Aberwitziger Widerspruch zwischen Selbsteinschätzung und Realität

Um den deutschen Fußball nun wieder aufzurichten, braucht es im ersten Schritt mal ein ehrliches Eingeständnis, dass die eigenen Fähigkeiten überschätzt hat. Ambitionen sind gut, Utopien fatal. Viel ist nun auch die Rede davon, dass die Nebengeräusche um die „One-Love“-Binde die Spieler zu sehr belastet hätten. Wie schon 2018, damals ging es um das Foto von Mesut Özil und Ilkay Gündogan mit dem türkischen Präsidenten Recep Tayyip Erdoğan.

Dieser Vorwurf richtet sich an die Spitze des DFB, an Präsident Bernd Neuendorf und Direktor Oliver Bierhoff. Ihnen war es nicht gelungen, den Druck von der Mannschaft zu nehmen. Das Einknicken vor dem FIFA-Verbot und ein starkes Zeichen als Wiedergutmachung wurde auf dem Rücken der Fußballer ausgetragen. Nicht allen ist der Spagat zwischen der erzwungenen moralischen Verantwortung und dem Spiel auf dem Feld gelungen.

Aufgabe 1 → Aktualisiere die Zeilen, beginnend mit der Zeile, die „x-tick-label: 1992 — [1012, 503, 1054, 545]“ enthält, und endend mit der Zeile, die „x-tick-label: 1968 — [309, 503, 351, 545]“ enthält, indem du „series-layer“ durch „plot-area“ ersetzt und sonst nichts änderst. Gib nur diese Zeilen aus.
Der Textauszug über den deutschen Fußball und die Zeilen stammen aus unterschiedlichen Quellen.

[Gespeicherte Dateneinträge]
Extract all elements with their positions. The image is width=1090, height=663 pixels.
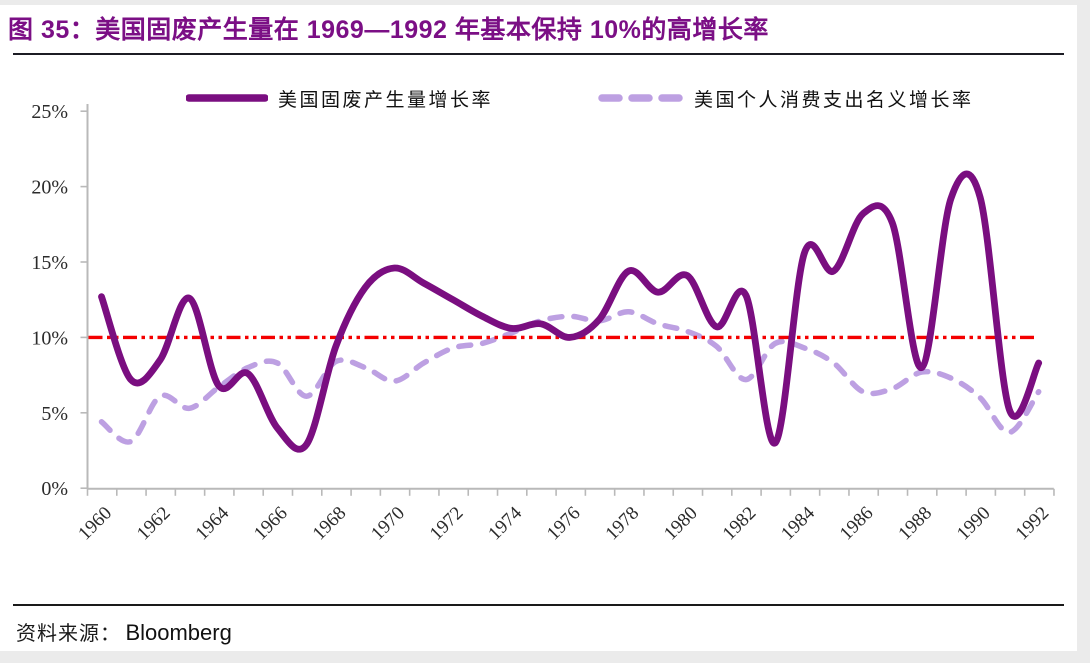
x-tick-label: 1992 — [1012, 503, 1054, 545]
x-tick-label: 1970 — [367, 503, 409, 545]
x-tick-label: 1974 — [484, 502, 526, 544]
y-tick-label: 20% — [31, 177, 68, 199]
series-layer — [88, 170, 1043, 453]
x-tick-label: 1968 — [309, 503, 351, 545]
legend-item-dashed-series: 美国个人消费支出名义增长率 — [598, 85, 974, 111]
x-tick-label: 1986 — [836, 503, 878, 545]
figure-card: 图 35：美国固废产生量在 1969—1992 年基本保持 10%的高增长率 美… — [0, 5, 1077, 651]
source-value: Bloomberg — [125, 620, 232, 645]
x-tick-label: 1988 — [894, 503, 936, 545]
y-tick-label: 25% — [31, 101, 68, 123]
source-label: 资料来源： — [16, 623, 121, 645]
x-tick-label: 1964 — [192, 502, 234, 544]
y-tick-label: 15% — [31, 252, 68, 274]
x-tick-label: 1990 — [953, 503, 995, 545]
figure-title: 图 35：美国固废产生量在 1969—1992 年基本保持 10%的高增长率 — [8, 16, 769, 44]
series-line-dashed — [98, 309, 1042, 445]
legend-label-solid-series: 美国固废产生量增长率 — [278, 89, 494, 111]
x-tick-label: 1980 — [660, 503, 702, 545]
y-tick-label: 10% — [31, 327, 68, 349]
legend-item-solid-series: 美国固废产生量增长率 — [186, 85, 493, 111]
footer-rule — [13, 604, 1064, 606]
x-tick-label: 1978 — [602, 503, 644, 545]
series-line-solid — [98, 170, 1043, 453]
line-chart: 0% 5% 10% 15% 20% 25% 1960 1962 1964 1966 1968 1970… — [31, 101, 1055, 545]
x-tick-label: 1982 — [719, 503, 761, 545]
legend-solid-line-swatch — [186, 94, 268, 102]
title-rule — [13, 53, 1064, 55]
x-tick-label: 1966 — [250, 503, 292, 545]
x-tick-label: 1984 — [777, 502, 819, 544]
y-tick-label: 0% — [41, 478, 68, 500]
x-tick-label: 1962 — [133, 503, 175, 545]
source-note: 资料来源： Bloomberg — [16, 617, 232, 646]
y-tick-label: 5% — [41, 403, 68, 425]
x-tick-label: 1960 — [74, 503, 116, 545]
legend-dashed-line-swatch — [598, 94, 683, 102]
x-tick-label: 1976 — [543, 503, 585, 545]
legend-label-dashed-series: 美国个人消费支出名义增长率 — [694, 89, 974, 111]
x-tick-label: 1972 — [426, 503, 468, 545]
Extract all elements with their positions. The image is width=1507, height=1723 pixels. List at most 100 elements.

Aufgabe 2 → Führe den Textauszug über den deutschen Fußball im Anschluss an seinen letzten Satz fort.

Schriftliche Antwort 1 →
x-tick-label: 1992 — [1012, 503, 1054, 545]
x-tick-label: 1970 — [367, 503, 409, 545]
x-tick-label: 1974 — [484, 502, 526, 544]
y-tick-label: 20% — [31, 177, 68, 199]
plot-area — [88, 170, 1043, 453]
x-tick-label: 1968 — [309, 503, 351, 545]

Schriftliche Antwort 2 →
Anders als für Flick, außer er hegt selbst den Gedanken an einen Rückzug, könnte das dritte Debakel in vier Jahren für Bierhoff gefährlich werden. Er hatte den deutschen Fußball zweckentfremdet. Hatte die Liebe der Fans durch seltsame Marketing-Claims knallhart erkalten lassen. Das DFB-Team wirkte phasenweise, ganz besonders im Sommer 2018, wie ein entrücktes Kunst-Produkt und nicht mehr als das, was es früher einmal wahr: Die Mannschaft, der Deutschland die Daumen drückte.

Von all den schweren Lasten hat sich das Team nie befreien können – nun ist es sportlich ein drittes Mal kollabiert. Dass es nicht mal reicht, um die Vorrunde zu überstehen, offenbart den aberwitzigen Widerspruch zwischen Selbsteinschätzung und Realität.